### To be done
Repeat, exactly and completely, the material that follows. Omit the pictures.

### Records for the task
▼

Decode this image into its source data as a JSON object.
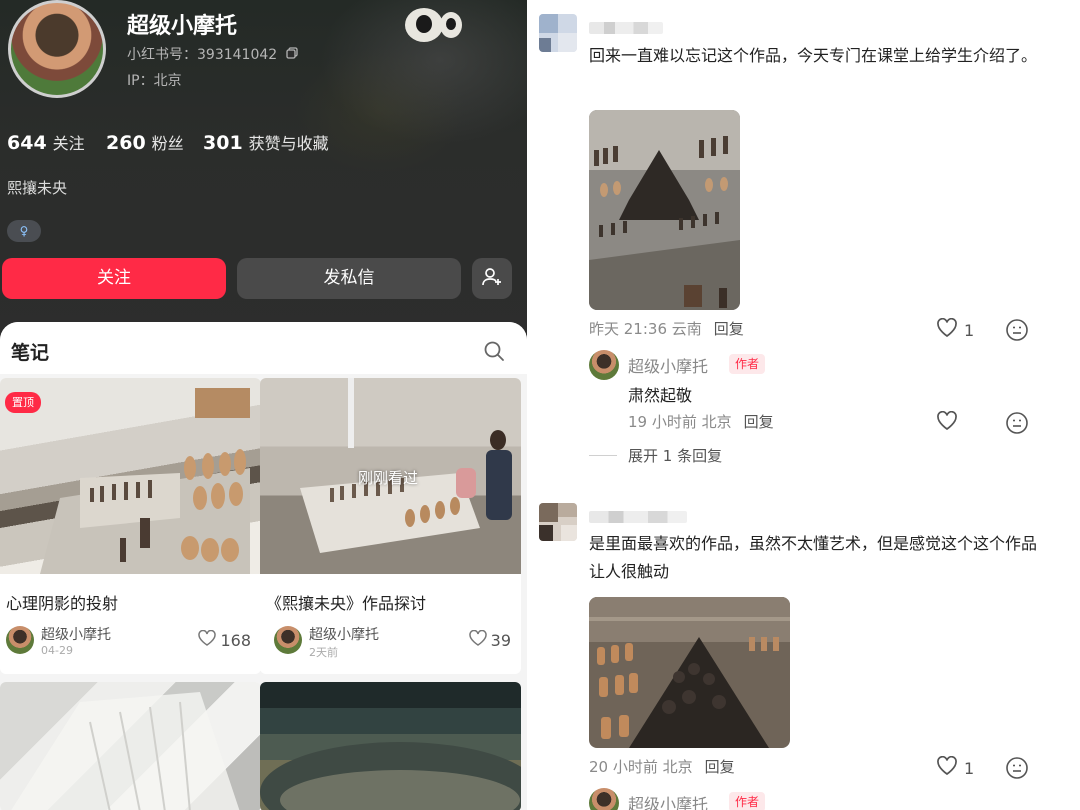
{
  "profile": {
    "name": "超级小摩托",
    "id_text": "小红书号：393141042",
    "ip_text": "IP：北京",
    "bio": "熙攘未央",
    "gender_icon": "female-symbol-icon",
    "stats": [
      {
        "count": "644",
        "label": "关注"
      },
      {
        "count": "260",
        "label": "粉丝"
      },
      {
        "count": "301",
        "label": "获赞与收藏"
      }
    ],
    "follow_label": "关注",
    "message_label": "发私信"
  },
  "notes": {
    "title": "笔记",
    "cards": [
      {
        "title": "心理阴影的投射",
        "author": "超级小摩托",
        "date": "04-29",
        "likes": "168",
        "badge": "置顶"
      },
      {
        "title": "《熙攘未央》作品探讨",
        "author": "超级小摩托",
        "date": "2天前",
        "likes": "39",
        "overlay": "刚刚看过"
      },
      {
        "title": "",
        "author": "",
        "date": "",
        "likes": ""
      },
      {
        "title": "",
        "author": "",
        "date": "",
        "likes": ""
      }
    ]
  },
  "comments": [
    {
      "text": "回来一直难以忘记这个作品，今天专门在课堂上给学生介绍了。",
      "time": "昨天 21:36 云南",
      "reply_label": "回复",
      "likes": "1",
      "replies": [
        {
          "name": "超级小摩托",
          "badge": "作者",
          "text": "肃然起敬",
          "time": "19 小时前 北京",
          "reply_label": "回复"
        }
      ],
      "expand_label": "展开 1 条回复"
    },
    {
      "text": "是里面最喜欢的作品，虽然不太懂艺术，但是感觉这个这个作品让人很触动",
      "time": "20 小时前 北京",
      "reply_label": "回复",
      "likes": "1",
      "replies": [
        {
          "name": "超级小摩托",
          "badge": "作者"
        }
      ]
    }
  ],
  "colors": {
    "accent": "#ff2a46",
    "dark_bg": "#2d2d2d"
  }
}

▲

### Result
Decode this image into its source data as a JSON object.
{
  "profile": {
    "name": "超级小摩托",
    "id_text": "小红书号：393141042",
    "ip_text": "IP：北京",
    "bio": "熙攘未央",
    "gender_icon": "female-symbol-icon",
    "stats": [
      {
        "count": "644",
        "label": "关注"
      },
      {
        "count": "260",
        "label": "粉丝"
      },
      {
        "count": "301",
        "label": "获赞与收藏"
      }
    ],
    "follow_label": "关注",
    "message_label": "发私信"
  },
  "notes": {
    "title": "笔记",
    "cards": [
      {
        "title": "心理阴影的投射",
        "author": "超级小摩托",
        "date": "04-29",
        "likes": "168",
        "badge": "置顶"
      },
      {
        "title": "《熙攘未央》作品探讨",
        "author": "超级小摩托",
        "date": "2天前",
        "likes": "39",
        "overlay": "刚刚看过"
      },
      {
        "title": "",
        "author": "",
        "date": "",
        "likes": ""
      },
      {
        "title": "",
        "author": "",
        "date": "",
        "likes": ""
      }
    ]
  },
  "comments": [
    {
      "text": "回来一直难以忘记这个作品，今天专门在课堂上给学生介绍了。",
      "time": "昨天 21:36 云南",
      "reply_label": "回复",
      "likes": "1",
      "replies": [
        {
          "name": "超级小摩托",
          "badge": "作者",
          "text": "肃然起敬",
          "time": "19 小时前 北京",
          "reply_label": "回复"
        }
      ],
      "expand_label": "展开 1 条回复"
    },
    {
      "text": "是里面最喜欢的作品，虽然不太懂艺术，但是感觉这个这个作品让人很触动",
      "time": "20 小时前 北京",
      "reply_label": "回复",
      "likes": "1",
      "replies": [
        {
          "name": "超级小摩托",
          "badge": "作者"
        }
      ]
    }
  ],
  "colors": {
    "accent": "#ff2a46",
    "dark_bg": "#2d2d2d"
  }
}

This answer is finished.